## Problem requirements
Tell how many lines in these records contain the string "آنکه", with only the number as the reply.

## Given entries
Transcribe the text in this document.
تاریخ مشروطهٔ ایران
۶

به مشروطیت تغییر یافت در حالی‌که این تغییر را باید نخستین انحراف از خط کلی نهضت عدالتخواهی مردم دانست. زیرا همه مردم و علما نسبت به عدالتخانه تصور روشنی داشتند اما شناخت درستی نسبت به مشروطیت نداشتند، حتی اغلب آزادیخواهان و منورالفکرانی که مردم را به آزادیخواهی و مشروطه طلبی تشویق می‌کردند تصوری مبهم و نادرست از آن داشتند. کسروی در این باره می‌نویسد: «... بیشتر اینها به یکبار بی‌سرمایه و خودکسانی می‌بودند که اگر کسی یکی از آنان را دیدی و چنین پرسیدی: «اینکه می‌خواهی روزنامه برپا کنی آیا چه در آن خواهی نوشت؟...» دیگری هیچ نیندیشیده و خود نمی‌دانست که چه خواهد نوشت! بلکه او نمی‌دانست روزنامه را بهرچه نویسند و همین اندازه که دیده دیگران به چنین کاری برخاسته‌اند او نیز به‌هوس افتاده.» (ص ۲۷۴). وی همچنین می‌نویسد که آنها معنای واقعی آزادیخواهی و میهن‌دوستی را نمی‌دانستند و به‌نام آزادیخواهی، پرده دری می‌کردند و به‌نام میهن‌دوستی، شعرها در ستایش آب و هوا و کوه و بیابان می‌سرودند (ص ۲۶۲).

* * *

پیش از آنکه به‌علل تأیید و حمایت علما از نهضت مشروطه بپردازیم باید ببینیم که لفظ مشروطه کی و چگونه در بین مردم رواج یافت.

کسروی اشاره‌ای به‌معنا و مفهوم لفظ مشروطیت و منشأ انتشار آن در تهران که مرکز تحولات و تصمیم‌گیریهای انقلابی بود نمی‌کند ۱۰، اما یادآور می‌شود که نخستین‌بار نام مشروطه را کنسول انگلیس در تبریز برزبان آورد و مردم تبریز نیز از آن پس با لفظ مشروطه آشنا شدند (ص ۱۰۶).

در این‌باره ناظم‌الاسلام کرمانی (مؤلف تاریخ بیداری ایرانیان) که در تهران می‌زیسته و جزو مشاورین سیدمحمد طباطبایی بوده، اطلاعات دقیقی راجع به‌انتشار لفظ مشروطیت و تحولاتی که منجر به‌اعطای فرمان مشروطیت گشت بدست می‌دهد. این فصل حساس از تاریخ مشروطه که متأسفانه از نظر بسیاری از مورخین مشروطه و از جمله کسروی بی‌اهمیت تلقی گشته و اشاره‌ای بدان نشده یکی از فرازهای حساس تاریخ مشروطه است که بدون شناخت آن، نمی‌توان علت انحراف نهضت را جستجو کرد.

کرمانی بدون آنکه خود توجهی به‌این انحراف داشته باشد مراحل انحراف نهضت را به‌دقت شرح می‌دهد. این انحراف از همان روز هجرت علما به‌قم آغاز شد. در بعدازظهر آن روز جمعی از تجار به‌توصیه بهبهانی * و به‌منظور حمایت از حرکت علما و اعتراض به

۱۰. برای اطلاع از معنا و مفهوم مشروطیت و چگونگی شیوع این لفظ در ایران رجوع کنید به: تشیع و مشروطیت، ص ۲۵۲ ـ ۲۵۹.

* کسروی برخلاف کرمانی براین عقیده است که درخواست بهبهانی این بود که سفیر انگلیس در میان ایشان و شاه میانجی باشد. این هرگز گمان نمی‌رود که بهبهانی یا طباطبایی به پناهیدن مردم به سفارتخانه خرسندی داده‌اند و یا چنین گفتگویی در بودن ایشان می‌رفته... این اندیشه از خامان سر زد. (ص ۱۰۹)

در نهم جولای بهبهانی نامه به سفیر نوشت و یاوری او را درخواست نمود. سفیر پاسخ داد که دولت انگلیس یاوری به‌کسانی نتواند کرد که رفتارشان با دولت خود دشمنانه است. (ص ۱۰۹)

## Response to this task
2